▶ Provided text

I'm still a beginner in Angular and I'm trying to understand a few concepts.
I have this simple project right here: https://stackblitz.com/edit/angular-ivy-zh8klz?file=src/app/a/a.component.html
The project has 3 components and 1 service.
- component a
- component b
- component c
- service c
All 3 components do the same thing --> they get the array from the service, add values to it via input and show them in a list.
My question(s):
Between component b and component c, is there any difference/benefit of using #inputValue instead of [(ngModel)]? If yes, what are they?
Between component a and component c, is there any difference/benefit of using the service directly in my html (by using public in constructor).
Component a html :
- *ngFor="let item of CService.items"
Component c html :
- *ngFor="let item of items"
--
Let me know if I was unclear with my questions.
Thank you.
CodePudding user response:
- Between component b and component c, is there any difference/benefit of using #inputValue instead of [(ngModel)]? If yes, what are they?
Using a template reference (#inputValue) creates a ... Well, a template reference. It allows you to get the native element in plain JS. If you do that, you have to manage all of the changes by hand.
Whereas, if you use the template-driven form (ngModel), Angular handles all of that for you directly. See this as a shortcut to write less code.
- Between component a and component c, is there any difference/benefit of using the service directly in my html (by using public in constructor).
This one is very complex and long to explain, so since you're a beginner, I will reduce it to the max of my abilities.
To start off, let's talk about memory references. In your service, you have created an array, and its value is not changed during the lifecycle of your app (you do not do service.items = ...
). In this particular case, both approaches are fine, since the components' items
array is set to the same memory reference (they point on the same thing).
But when you assign a new value to your array (which you didn't do in this stackblitz), then you change the memory reference. In that particular case, the component B & C will cease to detect changes to the array (they aren't the same memory reference anymore), whereas the component A will still do, because the change detection of Angular will fetch the correct memory reference.
But then, if you change the change detection strategy (which is something you can do in Angular to improve performance), you will have to manually update the view yourself.
So for this second question, it all depends on your code. But the best way would be to create a getter get items() { return this.service.items; }
, which will always have the correct memory reference (providing you don't change the change detection strategy), or even better, use RxJS to make it reactive items = new BehaviorSubject([])
.
CodePudding user response:
Between componentA and componentB, in this case I prefer componentA because I don't need to declare an additional variable and also the code add(inputValue: HTMLInputElement) {}
it's simple to understand: you have a function with one parameter. In componentB you have a function and the variable comes from outside which is generally worse.
as for the items array, again I prefer componentA, you have less code and less variables.
Also imagine that somewhere in your code you do: this.CService.items = ['test', 'me'];
componentA will have "test" and "me" in the list but componentC won't.

▶ Exercise requirements
1/ Name every component and service that the Angular discussion says the project contains.
2/ According to the Angular discussion, why are both approaches fine in this particular project when comparing component a and component c?
The records come from a different source and are unrelated to the Angular discussion.

▶ Recorded information
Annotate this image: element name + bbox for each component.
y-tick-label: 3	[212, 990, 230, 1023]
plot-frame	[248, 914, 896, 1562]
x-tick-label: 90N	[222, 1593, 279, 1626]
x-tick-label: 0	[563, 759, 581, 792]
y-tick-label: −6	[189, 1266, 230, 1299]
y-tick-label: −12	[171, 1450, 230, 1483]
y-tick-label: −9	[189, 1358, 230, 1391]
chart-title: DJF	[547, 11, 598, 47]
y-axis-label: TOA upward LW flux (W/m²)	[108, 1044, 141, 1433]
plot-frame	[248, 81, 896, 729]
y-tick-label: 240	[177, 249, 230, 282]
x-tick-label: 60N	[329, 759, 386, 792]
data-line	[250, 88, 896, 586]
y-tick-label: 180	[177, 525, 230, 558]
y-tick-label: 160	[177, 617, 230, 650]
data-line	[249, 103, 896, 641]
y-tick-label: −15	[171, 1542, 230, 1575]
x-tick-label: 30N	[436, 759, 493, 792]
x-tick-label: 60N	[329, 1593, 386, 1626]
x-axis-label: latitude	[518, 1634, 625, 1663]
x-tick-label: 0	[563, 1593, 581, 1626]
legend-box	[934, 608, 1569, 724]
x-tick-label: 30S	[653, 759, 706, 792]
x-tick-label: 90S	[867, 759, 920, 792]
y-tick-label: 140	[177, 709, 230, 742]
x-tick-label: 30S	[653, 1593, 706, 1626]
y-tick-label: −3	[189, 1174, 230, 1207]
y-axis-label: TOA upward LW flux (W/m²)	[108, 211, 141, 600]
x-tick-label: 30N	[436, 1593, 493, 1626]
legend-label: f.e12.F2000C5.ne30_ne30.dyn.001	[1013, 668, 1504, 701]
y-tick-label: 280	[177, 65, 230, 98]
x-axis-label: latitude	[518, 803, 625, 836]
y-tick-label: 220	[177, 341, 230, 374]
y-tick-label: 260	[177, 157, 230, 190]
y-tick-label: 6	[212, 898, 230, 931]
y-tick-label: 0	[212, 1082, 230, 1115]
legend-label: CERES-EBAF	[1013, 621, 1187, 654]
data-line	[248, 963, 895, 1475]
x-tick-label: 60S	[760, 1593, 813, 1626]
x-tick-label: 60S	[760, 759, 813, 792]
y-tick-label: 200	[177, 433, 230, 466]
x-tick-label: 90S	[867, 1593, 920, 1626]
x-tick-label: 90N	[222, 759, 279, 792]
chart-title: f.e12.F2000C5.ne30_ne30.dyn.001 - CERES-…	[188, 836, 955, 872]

▶ Responses per task
1/ Component a, component b, component c, and service c.

2/ The array created in the service never has a new value assigned to it during the app's lifecycle. The components' items array is therefore set to the same memory reference, so both point to the same thing.